• **Text section**:
As the results of this study show, collegiate ATs perceived access to the health care team, shared medical records, and communication mechanisms as resources beneficial to IPCP. When IPCP opportunities are identified and available, they may be facilitated via proximity to other providers, dedicated time to collaborate,27  and mechanisms by which to collaborate.

In an effort to expand collegiate ATs' participation in IPCP, several possibilities may be examined regarding resources. In addition to the previously identified areas of institutional support, working culture, and environmental mechanisms, health care providers and policy makers may consider performing an internal evaluation of their health services.6  A needs analysis to ascertain the local, or internal, capabilities and requirements of their institution would be useful to begin this process. The World Health Organization framework6  also recommends making a commitment to fostering IPCP opportunities within both newly developed and existing programs. Establishing management practices that support IPCP while recognizing champions of IPCP initiatives may help to shift the culture and attitudes toward IPCP. Specifically, supporting and recognizing successful collaborations, teams, and collaboratively achieved patient outcomes should help to further foster IPCP practices and participation by ATs. An example of this successful collaboration may be seen in the medical model, where ATs report directly to a health care entity or physician rather than having direct oversight from an athletic department.16  The medical model may directly benefit participation in IPCP, as it would provide ATs with more consistent opportunities for integration into the health care team.9,17 

This study had limitations. Given the self-report structure of the questions, we assumed that participants' responses were honest and represented their perceptions of IPCP. Although some participants referenced their personal experience with IPCP, we do not know if respondents were reporting their perceptions based on actual IPCP experience or projected perceptions on practicing in an interprofessional manner. The low response rate is also a concern because of the possibility of sampling bias. Although the level of error resulting from those who responded to the survey is unknown, we note that this study is the first of its kind among the collegiate athletic training population and provides insight into how ATs perceived participation in IPCP. Future researchers may benefit from increasing the number of participating ATs in the collegiate setting to more broadly capture the perceptions of this population.

Participation in IPCP by a health care team is being emphasized nationally. Athletic trainers in the collegiate setting perceived challenges and benefits to participating in IPCP. Specifically, challenges were cited in the areas of the ability to participate in IPCP due to physical location, available members of the team with whom to communicate, and general knowledge of the AT skill set by other health care professionals. Advocacy by ATs regarding their own skill set and role on the interprofessional team should occur with their direct health care team members. One resource for IPCP is administrative support by way of shared medical records. In general, these findings lend support to the need for continuing interprofessional education opportunities aimed at increasing knowledge of the skill sets of other health care professions, especially other professionals' knowledge of the AT skill set.

We thank Kelley Henderson, EdD, LAT, ATC, for her contribution as an auditor for review of the qualitative data.

• **Entries shown**:
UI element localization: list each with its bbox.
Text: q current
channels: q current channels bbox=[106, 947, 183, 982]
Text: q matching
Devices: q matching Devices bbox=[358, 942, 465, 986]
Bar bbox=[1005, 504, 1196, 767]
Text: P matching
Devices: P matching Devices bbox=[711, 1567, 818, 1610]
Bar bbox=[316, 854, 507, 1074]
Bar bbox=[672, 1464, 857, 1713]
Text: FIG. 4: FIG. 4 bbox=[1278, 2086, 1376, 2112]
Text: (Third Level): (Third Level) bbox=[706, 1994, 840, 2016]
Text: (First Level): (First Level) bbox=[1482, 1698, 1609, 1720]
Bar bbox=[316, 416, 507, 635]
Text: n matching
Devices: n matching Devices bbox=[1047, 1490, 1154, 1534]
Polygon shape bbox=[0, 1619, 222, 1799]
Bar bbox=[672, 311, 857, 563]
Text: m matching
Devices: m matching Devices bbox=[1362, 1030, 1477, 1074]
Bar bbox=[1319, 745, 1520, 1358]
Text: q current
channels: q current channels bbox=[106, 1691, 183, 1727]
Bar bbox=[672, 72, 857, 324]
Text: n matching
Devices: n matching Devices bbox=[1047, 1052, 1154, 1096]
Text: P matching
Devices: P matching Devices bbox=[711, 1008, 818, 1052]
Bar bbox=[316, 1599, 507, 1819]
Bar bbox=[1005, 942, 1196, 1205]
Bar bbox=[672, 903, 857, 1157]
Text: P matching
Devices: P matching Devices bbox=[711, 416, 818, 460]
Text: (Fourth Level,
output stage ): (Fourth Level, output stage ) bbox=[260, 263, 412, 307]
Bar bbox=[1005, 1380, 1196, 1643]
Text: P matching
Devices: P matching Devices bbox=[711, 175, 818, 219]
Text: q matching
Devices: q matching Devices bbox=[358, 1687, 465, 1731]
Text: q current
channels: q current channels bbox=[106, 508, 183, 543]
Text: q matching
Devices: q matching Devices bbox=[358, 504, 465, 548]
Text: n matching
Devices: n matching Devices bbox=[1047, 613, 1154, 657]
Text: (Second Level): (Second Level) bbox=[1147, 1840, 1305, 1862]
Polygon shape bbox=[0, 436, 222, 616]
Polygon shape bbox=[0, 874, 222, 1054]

• **Work instruction**: From the passage on collegiate athletic trainers and interprofessional practice, pull out the stretch that starts at the words "As the results" and ends after the words "which to collaborate.", copying it word for word.

• **Answer to this problem**:
As the results of this study show, collegiate ATs perceived access to the health care team, shared medical records, and communication mechanisms as resources beneficial to IPCP. When IPCP opportunities are identified and available, they may be facilitated via proximity to other providers, dedicated time to collaborate,27  and mechanisms by which to collaborate.